═══ Data entries
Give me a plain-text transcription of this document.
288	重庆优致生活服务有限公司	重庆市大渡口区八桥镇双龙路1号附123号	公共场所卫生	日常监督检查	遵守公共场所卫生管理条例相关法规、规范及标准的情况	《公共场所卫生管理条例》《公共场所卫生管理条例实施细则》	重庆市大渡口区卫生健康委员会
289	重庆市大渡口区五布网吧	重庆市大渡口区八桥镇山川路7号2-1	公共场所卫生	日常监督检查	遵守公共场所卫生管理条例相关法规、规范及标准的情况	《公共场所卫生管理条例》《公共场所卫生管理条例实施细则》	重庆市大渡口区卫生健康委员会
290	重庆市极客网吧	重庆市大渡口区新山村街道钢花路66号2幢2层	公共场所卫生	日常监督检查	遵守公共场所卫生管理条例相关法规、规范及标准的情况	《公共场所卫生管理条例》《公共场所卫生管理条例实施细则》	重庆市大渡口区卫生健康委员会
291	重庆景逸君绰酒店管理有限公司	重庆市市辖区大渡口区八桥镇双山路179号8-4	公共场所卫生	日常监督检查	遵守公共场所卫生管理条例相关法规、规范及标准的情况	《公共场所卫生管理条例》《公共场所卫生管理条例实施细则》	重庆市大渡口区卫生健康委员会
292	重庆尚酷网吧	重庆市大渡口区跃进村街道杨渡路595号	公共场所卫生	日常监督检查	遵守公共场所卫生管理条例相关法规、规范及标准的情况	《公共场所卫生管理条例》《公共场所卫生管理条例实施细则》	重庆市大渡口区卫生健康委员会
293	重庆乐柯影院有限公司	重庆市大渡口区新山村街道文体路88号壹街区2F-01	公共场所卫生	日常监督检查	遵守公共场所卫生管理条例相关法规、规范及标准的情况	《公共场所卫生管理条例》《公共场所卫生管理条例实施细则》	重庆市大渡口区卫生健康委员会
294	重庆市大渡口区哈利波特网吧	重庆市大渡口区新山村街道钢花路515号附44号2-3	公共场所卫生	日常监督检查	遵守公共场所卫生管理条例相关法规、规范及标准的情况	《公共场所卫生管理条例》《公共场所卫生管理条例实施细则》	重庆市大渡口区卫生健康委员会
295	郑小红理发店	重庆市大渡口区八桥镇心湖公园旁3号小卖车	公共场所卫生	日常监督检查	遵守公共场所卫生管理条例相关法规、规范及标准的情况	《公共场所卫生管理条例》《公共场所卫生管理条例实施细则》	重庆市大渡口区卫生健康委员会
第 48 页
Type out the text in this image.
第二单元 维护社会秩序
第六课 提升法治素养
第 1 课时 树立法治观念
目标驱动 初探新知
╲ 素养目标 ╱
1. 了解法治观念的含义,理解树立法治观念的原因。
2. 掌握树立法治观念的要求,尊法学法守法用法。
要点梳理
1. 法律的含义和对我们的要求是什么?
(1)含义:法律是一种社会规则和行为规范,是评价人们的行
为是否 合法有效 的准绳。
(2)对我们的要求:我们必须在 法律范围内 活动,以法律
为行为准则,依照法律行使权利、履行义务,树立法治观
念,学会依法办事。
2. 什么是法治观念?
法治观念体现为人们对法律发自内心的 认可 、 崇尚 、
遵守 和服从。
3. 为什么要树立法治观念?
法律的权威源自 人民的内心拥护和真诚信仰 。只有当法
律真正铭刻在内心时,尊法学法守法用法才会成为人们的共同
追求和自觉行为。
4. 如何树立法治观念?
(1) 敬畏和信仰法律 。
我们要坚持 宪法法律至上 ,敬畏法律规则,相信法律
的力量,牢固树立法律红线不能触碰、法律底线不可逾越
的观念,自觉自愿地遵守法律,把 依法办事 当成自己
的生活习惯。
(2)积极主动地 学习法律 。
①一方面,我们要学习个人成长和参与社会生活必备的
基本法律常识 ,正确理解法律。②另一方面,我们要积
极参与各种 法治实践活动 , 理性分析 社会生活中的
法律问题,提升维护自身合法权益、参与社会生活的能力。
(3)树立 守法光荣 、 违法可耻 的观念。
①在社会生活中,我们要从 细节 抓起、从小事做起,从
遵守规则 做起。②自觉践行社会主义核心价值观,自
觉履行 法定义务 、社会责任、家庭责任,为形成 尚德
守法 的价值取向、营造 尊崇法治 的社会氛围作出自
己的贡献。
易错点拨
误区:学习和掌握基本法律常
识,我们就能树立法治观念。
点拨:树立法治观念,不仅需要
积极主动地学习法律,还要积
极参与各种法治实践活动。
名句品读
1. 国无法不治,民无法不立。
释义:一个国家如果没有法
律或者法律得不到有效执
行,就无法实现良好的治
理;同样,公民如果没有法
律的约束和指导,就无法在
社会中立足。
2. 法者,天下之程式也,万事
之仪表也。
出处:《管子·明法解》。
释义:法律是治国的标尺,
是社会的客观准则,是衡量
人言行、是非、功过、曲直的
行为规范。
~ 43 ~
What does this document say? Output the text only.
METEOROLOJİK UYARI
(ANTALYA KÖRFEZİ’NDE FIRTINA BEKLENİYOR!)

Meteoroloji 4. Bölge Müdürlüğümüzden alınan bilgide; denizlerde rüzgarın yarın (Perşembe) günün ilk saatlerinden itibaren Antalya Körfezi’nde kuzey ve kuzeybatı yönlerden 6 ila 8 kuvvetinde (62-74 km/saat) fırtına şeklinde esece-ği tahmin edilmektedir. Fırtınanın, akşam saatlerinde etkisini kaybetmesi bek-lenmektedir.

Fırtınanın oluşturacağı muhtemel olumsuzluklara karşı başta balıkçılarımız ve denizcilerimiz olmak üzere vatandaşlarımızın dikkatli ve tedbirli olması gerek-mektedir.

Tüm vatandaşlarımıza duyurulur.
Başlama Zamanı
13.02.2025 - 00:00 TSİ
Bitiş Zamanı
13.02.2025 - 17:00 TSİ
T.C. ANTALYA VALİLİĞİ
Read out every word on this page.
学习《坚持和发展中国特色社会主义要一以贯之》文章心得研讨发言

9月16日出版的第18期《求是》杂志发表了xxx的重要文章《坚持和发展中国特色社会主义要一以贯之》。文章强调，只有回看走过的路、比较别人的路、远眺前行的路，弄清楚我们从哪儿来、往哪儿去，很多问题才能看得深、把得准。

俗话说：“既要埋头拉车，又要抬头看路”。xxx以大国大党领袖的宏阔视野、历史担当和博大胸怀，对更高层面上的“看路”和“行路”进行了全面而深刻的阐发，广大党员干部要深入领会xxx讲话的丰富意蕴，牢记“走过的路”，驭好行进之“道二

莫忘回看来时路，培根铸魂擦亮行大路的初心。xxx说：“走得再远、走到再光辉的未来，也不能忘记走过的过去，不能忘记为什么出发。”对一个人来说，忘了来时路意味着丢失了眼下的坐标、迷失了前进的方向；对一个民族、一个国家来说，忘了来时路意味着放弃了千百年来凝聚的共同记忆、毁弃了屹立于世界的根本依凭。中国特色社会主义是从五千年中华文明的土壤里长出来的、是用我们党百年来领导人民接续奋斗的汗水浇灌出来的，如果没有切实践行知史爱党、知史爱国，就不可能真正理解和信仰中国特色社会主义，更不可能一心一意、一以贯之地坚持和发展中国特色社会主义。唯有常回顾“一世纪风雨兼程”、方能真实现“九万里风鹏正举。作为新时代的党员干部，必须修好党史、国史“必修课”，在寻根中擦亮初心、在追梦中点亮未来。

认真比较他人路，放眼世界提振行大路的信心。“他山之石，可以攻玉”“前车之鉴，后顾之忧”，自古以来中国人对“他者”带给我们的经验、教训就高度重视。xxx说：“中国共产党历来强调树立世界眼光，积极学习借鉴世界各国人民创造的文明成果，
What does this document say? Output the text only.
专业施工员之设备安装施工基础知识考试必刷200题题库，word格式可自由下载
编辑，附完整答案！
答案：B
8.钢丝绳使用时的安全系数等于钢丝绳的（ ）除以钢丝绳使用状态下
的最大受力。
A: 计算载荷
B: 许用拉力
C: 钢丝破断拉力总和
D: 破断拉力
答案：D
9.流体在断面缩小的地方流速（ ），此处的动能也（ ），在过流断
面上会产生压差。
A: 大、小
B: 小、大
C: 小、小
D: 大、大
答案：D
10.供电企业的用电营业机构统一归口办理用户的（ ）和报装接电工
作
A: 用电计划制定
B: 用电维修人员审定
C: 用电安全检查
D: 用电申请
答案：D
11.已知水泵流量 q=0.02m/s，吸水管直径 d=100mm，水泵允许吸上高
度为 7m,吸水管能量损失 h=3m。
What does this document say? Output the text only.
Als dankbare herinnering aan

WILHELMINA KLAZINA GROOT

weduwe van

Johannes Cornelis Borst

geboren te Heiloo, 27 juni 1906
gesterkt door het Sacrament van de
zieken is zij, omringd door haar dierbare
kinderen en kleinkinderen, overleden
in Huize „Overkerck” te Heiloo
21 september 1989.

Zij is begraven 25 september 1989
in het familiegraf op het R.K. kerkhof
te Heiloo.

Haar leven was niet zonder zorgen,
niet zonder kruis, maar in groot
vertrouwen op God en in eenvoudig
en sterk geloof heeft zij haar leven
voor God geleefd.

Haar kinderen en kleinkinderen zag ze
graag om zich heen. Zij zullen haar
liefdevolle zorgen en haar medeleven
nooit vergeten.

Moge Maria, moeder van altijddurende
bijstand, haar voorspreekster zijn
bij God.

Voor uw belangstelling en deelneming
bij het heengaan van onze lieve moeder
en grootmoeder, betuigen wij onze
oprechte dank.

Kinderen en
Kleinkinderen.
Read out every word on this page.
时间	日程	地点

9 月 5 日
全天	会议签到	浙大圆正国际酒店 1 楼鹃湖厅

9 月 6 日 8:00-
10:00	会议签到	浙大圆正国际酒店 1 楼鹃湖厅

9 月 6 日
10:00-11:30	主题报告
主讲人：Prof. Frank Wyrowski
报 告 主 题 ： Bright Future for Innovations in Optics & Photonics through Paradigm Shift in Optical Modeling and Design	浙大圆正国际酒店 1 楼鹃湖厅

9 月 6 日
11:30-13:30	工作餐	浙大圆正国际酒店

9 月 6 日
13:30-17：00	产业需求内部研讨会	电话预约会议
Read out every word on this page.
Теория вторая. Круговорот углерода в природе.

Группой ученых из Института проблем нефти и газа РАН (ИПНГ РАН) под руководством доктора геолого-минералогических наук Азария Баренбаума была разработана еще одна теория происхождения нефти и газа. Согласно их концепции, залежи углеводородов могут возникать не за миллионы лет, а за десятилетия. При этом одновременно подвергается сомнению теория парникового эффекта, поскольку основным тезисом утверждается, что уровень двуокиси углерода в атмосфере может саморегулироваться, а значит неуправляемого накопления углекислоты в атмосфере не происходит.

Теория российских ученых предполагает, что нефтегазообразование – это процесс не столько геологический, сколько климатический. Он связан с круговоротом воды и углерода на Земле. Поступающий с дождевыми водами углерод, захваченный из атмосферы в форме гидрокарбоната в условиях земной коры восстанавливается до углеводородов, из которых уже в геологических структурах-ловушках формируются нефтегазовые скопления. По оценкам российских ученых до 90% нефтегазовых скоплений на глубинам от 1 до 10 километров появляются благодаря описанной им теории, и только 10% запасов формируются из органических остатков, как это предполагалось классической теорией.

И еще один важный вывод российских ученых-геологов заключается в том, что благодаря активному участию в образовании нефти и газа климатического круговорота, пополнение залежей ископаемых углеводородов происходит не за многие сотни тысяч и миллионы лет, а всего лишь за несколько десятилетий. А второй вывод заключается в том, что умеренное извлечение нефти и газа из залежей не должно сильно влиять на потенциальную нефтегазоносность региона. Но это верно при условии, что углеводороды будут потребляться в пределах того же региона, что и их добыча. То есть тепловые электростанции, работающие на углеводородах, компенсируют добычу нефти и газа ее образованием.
══════
Task to complete - Exactly how many lines contain "公共场所卫生"? State the number and nothing else.

Problem solution - 8